Aim: Exclude the pictures, then quote exactly the lines from the one holding "Transcribe this image's" through the last line of the records.
----
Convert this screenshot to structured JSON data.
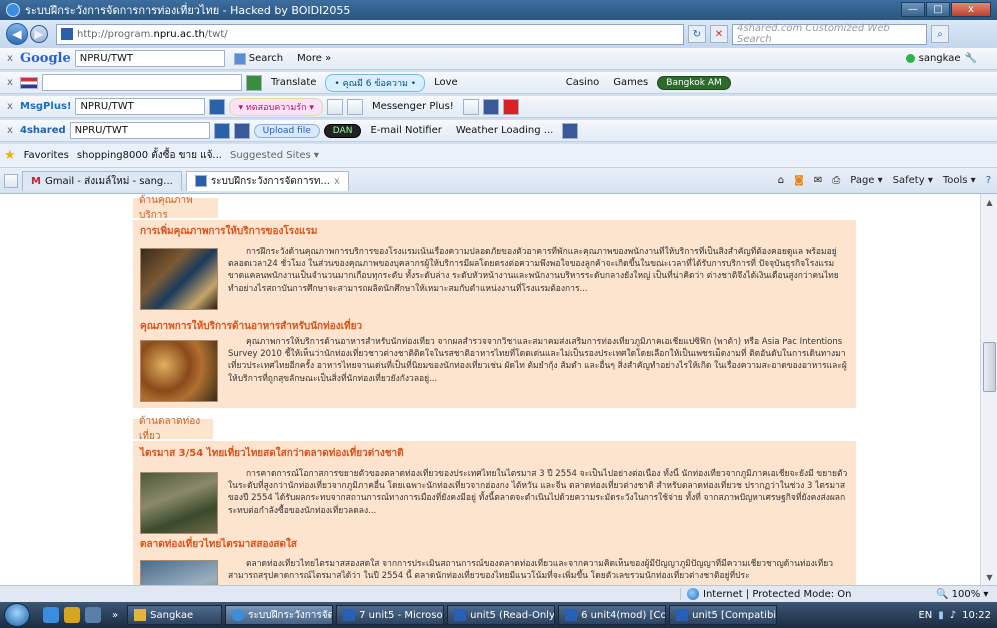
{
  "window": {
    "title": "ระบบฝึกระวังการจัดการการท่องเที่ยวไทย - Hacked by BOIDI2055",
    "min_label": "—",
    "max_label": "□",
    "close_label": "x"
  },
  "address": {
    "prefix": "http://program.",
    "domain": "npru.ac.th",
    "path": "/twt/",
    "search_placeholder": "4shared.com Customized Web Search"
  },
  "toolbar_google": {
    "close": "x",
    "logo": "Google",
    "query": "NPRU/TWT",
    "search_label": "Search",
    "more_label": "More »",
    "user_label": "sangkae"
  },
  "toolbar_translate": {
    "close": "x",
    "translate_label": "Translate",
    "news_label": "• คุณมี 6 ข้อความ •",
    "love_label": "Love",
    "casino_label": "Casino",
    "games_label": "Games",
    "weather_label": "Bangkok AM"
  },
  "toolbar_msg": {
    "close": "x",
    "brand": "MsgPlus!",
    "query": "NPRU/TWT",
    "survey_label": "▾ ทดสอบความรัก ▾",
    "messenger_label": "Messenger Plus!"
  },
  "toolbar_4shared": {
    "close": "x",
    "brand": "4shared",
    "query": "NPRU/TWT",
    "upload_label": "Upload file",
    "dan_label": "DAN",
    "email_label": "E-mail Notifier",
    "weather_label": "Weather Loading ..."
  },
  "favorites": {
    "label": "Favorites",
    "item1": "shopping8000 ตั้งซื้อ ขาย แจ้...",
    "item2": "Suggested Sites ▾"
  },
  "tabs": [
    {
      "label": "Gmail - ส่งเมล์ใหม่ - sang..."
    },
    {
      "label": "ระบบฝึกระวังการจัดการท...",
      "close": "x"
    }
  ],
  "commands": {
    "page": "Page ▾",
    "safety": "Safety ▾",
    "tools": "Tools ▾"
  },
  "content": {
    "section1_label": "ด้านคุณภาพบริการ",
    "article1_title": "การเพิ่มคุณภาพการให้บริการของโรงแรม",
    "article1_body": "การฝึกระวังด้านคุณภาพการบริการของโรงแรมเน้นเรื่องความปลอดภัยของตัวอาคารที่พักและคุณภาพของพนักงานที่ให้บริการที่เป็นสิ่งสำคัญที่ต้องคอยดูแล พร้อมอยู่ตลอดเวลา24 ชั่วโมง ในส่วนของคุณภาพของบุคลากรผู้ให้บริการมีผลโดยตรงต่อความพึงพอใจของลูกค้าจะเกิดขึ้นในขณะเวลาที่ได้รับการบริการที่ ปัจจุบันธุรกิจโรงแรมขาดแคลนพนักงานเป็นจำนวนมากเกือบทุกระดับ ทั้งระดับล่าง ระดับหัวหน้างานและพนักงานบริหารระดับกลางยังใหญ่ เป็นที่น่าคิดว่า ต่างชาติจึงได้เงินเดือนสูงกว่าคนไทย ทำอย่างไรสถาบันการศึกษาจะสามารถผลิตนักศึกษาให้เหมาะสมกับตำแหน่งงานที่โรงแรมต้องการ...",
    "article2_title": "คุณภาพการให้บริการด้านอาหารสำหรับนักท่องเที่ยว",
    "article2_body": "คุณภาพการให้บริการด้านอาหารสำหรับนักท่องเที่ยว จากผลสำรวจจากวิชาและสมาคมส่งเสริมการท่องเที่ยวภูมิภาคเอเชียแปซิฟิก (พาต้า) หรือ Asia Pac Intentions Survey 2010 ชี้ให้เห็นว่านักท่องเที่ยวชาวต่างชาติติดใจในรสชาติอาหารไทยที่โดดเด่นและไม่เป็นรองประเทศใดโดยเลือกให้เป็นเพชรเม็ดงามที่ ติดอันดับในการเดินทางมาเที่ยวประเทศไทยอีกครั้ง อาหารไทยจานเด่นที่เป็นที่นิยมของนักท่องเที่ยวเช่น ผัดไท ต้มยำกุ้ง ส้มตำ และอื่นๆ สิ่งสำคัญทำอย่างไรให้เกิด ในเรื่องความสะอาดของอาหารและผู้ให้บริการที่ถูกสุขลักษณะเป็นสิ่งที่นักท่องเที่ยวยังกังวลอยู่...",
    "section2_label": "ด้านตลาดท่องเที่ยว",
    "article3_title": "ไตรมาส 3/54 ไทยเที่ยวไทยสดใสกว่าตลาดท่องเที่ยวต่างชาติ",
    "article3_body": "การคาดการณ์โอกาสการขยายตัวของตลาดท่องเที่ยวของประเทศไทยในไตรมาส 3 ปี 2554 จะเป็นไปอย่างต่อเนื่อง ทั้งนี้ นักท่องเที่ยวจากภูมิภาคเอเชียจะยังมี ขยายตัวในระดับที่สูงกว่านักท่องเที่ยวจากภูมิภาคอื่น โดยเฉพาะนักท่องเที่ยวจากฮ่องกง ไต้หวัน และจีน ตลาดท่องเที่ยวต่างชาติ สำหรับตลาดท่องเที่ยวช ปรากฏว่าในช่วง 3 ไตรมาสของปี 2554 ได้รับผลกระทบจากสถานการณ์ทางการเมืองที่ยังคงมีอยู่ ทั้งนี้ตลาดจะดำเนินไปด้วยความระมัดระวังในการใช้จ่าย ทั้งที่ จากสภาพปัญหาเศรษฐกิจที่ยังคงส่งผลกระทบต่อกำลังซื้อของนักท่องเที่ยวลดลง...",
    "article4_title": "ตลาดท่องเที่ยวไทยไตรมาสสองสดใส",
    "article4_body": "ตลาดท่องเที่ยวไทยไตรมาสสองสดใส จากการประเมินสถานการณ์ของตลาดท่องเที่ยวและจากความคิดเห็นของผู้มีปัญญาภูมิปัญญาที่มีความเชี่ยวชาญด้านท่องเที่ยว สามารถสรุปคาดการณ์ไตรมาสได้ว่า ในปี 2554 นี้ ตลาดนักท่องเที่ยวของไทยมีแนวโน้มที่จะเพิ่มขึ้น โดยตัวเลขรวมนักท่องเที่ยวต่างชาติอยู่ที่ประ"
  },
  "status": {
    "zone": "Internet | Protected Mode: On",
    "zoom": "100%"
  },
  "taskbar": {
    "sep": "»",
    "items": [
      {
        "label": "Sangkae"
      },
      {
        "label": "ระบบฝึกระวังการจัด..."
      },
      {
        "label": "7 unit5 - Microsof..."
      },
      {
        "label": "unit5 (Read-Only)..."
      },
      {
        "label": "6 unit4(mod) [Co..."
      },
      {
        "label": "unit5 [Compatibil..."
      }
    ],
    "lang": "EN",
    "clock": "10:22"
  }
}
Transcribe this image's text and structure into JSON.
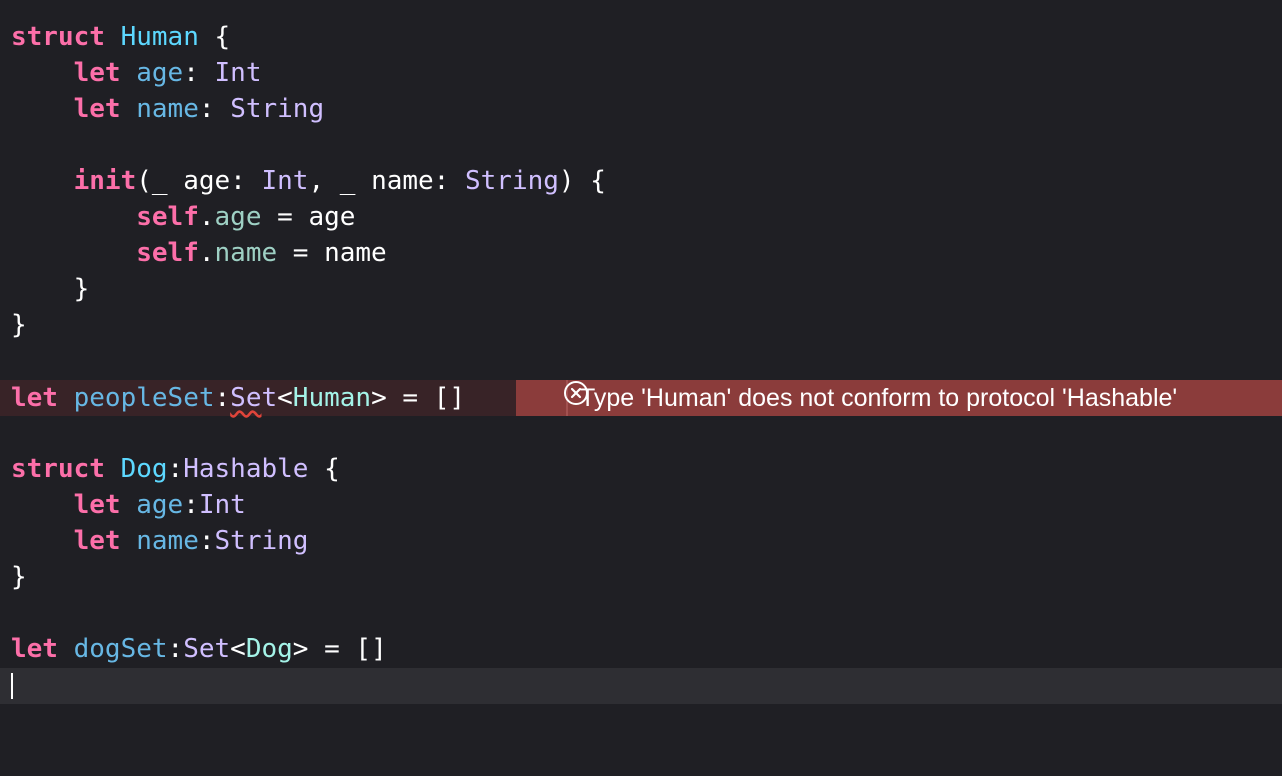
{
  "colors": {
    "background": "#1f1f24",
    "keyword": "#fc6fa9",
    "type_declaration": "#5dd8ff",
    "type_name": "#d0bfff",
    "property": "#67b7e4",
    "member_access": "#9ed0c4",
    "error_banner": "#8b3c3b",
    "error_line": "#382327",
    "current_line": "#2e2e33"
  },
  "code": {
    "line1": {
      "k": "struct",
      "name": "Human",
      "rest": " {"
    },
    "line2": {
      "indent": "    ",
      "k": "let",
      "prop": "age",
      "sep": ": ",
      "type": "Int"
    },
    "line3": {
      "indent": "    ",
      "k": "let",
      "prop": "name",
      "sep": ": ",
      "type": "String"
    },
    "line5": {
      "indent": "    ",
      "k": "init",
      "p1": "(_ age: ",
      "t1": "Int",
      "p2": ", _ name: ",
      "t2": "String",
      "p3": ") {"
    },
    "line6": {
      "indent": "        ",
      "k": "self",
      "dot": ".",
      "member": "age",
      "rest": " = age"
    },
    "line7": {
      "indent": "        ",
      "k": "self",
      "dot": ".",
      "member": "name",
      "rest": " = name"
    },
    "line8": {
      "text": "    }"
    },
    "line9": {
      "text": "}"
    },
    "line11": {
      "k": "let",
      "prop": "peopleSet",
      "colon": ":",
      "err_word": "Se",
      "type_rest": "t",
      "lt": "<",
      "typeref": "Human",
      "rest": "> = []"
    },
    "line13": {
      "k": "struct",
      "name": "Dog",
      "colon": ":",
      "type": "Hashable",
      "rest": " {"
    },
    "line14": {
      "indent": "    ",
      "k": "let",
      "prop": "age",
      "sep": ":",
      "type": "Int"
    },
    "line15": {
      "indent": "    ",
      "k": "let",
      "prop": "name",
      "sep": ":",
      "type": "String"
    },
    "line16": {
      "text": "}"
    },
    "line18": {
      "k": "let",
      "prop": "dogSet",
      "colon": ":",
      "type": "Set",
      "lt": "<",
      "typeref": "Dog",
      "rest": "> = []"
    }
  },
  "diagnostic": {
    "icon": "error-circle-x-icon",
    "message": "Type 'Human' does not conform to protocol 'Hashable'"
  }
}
----
Problem solution:
Transcribe this image's text and structure into JSON.
{
  "colors": {
    "background": "#1f1f24",
    "keyword": "#fc6fa9",
    "type_declaration": "#5dd8ff",
    "type_name": "#d0bfff",
    "property": "#67b7e4",
    "member_access": "#9ed0c4",
    "error_banner": "#8b3c3b",
    "error_line": "#382327",
    "current_line": "#2e2e33"
  },
  "code": {
    "line1": {
      "k": "struct",
      "name": "Human",
      "rest": " {"
    },
    "line2": {
      "indent": "    ",
      "k": "let",
      "prop": "age",
      "sep": ": ",
      "type": "Int"
    },
    "line3": {
      "indent": "    ",
      "k": "let",
      "prop": "name",
      "sep": ": ",
      "type": "String"
    },
    "line5": {
      "indent": "    ",
      "k": "init",
      "p1": "(_ age: ",
      "t1": "Int",
      "p2": ", _ name: ",
      "t2": "String",
      "p3": ") {"
    },
    "line6": {
      "indent": "        ",
      "k": "self",
      "dot": ".",
      "member": "age",
      "rest": " = age"
    },
    "line7": {
      "indent": "        ",
      "k": "self",
      "dot": ".",
      "member": "name",
      "rest": " = name"
    },
    "line8": {
      "text": "    }"
    },
    "line9": {
      "text": "}"
    },
    "line11": {
      "k": "let",
      "prop": "peopleSet",
      "colon": ":",
      "err_word": "Se",
      "type_rest": "t",
      "lt": "<",
      "typeref": "Human",
      "rest": "> = []"
    },
    "line13": {
      "k": "struct",
      "name": "Dog",
      "colon": ":",
      "type": "Hashable",
      "rest": " {"
    },
    "line14": {
      "indent": "    ",
      "k": "let",
      "prop": "age",
      "sep": ":",
      "type": "Int"
    },
    "line15": {
      "indent": "    ",
      "k": "let",
      "prop": "name",
      "sep": ":",
      "type": "String"
    },
    "line16": {
      "text": "}"
    },
    "line18": {
      "k": "let",
      "prop": "dogSet",
      "colon": ":",
      "type": "Set",
      "lt": "<",
      "typeref": "Dog",
      "rest": "> = []"
    }
  },
  "diagnostic": {
    "icon": "error-circle-x-icon",
    "message": "Type 'Human' does not conform to protocol 'Hashable'"
  }
}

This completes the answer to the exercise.